Directions — In the material below, find all lines with the string "معقل" and copy them.

Begin

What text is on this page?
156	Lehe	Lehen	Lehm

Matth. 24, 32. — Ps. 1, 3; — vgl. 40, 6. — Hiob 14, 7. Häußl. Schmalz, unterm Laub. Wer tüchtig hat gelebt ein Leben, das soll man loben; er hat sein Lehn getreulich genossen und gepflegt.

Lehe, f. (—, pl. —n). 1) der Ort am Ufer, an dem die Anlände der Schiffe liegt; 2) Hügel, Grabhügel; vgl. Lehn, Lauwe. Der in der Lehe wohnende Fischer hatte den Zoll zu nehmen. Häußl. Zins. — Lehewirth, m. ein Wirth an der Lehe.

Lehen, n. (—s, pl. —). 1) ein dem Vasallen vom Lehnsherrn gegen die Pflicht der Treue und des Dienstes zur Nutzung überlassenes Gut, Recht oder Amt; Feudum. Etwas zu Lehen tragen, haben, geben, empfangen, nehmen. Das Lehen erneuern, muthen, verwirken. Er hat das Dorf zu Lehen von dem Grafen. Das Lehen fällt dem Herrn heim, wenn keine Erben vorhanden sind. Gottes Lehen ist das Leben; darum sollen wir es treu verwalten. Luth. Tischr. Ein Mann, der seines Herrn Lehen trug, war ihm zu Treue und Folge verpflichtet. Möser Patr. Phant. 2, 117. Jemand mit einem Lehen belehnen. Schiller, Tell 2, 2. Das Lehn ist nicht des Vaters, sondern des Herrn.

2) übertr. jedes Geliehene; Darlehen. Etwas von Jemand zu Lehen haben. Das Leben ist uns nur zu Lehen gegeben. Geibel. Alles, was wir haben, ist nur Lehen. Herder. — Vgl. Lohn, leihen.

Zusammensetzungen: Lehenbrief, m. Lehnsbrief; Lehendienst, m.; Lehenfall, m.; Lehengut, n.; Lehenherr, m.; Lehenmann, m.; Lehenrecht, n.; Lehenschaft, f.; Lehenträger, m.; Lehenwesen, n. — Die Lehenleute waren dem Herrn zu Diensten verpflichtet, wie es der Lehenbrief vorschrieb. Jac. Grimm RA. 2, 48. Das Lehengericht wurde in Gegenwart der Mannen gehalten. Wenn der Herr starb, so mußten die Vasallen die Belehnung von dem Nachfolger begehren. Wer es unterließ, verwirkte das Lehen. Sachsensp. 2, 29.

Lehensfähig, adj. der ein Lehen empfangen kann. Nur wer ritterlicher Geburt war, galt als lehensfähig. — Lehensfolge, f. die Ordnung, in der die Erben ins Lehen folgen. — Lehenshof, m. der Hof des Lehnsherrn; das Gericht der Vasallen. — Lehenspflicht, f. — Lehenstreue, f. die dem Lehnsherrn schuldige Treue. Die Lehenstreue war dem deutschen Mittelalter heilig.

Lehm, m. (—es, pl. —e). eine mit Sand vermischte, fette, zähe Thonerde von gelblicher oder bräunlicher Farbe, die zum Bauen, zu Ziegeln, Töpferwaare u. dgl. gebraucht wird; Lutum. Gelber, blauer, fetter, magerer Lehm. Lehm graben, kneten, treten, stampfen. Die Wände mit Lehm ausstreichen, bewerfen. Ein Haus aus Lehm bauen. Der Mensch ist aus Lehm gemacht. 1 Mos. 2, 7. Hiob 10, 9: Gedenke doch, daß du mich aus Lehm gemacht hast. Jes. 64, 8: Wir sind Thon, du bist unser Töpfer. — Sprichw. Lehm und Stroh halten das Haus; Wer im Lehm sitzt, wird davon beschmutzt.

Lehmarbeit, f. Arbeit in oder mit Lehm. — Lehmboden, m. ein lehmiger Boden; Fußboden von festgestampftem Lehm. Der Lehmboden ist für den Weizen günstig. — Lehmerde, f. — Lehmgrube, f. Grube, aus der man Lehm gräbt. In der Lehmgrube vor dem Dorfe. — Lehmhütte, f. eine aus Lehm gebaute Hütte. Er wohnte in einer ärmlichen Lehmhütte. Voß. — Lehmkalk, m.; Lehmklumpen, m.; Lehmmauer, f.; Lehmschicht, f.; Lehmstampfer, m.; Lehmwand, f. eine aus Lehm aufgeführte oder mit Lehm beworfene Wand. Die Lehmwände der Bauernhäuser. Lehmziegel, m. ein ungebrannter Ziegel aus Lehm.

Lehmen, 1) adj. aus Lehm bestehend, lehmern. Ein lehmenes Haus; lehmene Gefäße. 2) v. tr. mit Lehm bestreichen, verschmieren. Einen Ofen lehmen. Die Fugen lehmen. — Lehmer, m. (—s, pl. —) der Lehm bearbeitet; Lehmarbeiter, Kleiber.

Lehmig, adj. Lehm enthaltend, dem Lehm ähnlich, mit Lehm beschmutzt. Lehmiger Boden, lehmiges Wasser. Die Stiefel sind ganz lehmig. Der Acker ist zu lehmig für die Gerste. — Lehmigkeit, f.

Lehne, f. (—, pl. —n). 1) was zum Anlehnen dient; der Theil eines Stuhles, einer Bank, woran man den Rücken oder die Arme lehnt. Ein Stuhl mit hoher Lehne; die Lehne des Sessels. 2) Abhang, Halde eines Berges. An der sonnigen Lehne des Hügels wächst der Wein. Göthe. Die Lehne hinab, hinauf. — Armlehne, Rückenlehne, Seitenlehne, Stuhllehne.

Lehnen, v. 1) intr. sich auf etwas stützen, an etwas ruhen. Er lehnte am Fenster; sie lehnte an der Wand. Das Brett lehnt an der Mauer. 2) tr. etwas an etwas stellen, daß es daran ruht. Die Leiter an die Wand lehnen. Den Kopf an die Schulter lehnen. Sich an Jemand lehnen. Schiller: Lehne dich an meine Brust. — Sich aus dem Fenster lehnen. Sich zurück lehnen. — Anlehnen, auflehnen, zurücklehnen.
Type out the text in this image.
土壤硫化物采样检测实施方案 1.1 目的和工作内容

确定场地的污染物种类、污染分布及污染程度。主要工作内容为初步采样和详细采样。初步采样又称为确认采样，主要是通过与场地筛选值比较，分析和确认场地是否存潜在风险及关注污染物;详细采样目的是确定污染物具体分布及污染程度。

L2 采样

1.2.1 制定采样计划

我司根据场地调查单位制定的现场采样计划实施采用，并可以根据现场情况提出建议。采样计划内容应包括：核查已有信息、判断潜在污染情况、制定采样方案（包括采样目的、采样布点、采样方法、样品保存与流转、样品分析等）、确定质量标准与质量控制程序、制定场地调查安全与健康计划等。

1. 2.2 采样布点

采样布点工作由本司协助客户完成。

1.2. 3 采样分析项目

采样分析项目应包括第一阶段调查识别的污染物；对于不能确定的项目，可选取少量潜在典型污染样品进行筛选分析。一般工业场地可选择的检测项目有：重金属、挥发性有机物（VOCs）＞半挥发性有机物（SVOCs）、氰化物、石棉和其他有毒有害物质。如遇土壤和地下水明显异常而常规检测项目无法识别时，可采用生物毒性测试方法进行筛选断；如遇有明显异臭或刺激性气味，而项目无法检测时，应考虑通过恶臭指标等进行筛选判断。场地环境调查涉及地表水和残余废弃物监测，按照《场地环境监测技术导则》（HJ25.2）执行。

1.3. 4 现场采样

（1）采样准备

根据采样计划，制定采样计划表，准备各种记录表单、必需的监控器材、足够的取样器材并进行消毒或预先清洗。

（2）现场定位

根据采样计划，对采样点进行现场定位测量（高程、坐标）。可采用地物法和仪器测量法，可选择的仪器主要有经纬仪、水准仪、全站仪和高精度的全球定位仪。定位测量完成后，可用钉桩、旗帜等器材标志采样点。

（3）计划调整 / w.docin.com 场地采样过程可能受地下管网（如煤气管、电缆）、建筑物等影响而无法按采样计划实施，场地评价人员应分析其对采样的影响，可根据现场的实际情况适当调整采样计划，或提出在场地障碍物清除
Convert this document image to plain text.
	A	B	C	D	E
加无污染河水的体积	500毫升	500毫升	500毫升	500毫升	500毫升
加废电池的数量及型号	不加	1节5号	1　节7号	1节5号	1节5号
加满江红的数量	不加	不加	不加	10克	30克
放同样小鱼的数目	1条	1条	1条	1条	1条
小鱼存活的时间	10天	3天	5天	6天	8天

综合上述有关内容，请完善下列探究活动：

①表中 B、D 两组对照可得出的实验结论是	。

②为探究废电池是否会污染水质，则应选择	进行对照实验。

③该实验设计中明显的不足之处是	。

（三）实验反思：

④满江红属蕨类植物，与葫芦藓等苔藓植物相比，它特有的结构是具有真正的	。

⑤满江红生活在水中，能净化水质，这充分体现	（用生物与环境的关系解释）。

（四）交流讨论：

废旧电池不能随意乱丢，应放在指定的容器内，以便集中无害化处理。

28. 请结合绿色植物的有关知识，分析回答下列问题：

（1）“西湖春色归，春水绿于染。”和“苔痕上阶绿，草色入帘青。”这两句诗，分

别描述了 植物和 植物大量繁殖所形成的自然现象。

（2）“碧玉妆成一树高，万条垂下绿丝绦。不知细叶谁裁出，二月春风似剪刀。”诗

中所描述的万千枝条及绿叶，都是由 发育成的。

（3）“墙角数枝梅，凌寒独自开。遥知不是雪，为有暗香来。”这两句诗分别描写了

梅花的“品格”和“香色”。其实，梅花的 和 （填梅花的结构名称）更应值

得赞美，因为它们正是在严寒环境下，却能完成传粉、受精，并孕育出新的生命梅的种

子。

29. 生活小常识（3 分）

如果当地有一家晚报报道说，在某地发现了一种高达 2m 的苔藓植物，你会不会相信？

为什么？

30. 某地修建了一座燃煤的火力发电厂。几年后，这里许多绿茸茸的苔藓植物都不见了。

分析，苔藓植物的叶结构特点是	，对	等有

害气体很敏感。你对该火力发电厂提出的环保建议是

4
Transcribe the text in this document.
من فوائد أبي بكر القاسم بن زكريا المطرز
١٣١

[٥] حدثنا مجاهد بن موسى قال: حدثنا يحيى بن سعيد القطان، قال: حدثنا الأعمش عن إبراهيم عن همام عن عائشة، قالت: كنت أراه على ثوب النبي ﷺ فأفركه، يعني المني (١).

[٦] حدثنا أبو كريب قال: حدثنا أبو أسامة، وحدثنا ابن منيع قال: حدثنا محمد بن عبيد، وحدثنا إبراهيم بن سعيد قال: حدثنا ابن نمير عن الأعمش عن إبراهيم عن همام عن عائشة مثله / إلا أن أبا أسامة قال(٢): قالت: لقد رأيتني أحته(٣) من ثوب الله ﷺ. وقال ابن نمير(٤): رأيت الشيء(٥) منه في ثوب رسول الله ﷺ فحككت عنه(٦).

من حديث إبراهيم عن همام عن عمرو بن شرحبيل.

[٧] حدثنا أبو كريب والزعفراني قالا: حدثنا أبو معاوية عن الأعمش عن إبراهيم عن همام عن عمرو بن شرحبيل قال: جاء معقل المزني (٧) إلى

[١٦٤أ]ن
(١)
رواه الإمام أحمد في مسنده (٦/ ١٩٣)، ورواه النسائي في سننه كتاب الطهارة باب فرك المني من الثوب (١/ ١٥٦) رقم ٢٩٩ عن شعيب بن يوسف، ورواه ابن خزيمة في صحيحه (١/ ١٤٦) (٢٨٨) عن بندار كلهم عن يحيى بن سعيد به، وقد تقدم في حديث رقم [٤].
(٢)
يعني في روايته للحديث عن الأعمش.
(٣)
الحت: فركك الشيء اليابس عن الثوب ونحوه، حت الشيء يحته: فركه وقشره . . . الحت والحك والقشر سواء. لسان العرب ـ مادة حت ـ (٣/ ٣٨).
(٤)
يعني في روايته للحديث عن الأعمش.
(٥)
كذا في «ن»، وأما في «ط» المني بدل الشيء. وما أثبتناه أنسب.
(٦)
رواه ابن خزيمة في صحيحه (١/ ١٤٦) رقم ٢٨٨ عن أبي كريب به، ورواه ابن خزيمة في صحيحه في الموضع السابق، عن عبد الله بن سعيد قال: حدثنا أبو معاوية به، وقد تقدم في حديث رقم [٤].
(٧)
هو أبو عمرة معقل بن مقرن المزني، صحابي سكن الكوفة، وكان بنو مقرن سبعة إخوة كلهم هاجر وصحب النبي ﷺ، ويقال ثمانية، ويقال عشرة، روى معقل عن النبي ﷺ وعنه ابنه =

End

Result below —
[٧] حدثنا أبو كريب والزعفراني قالا: حدثنا أبو معاوية عن الأعمش عن إبراهيم عن همام عن عمرو بن شرحبيل قال: جاء معقل المزني (٧) إلى
هو أبو عمرة معقل بن مقرن المزني، صحابي سكن الكوفة، وكان بنو مقرن سبعة إخوة كلهم هاجر وصحب النبي ﷺ، ويقال ثمانية، ويقال عشرة، روى معقل عن النبي ﷺ وعنه ابنه =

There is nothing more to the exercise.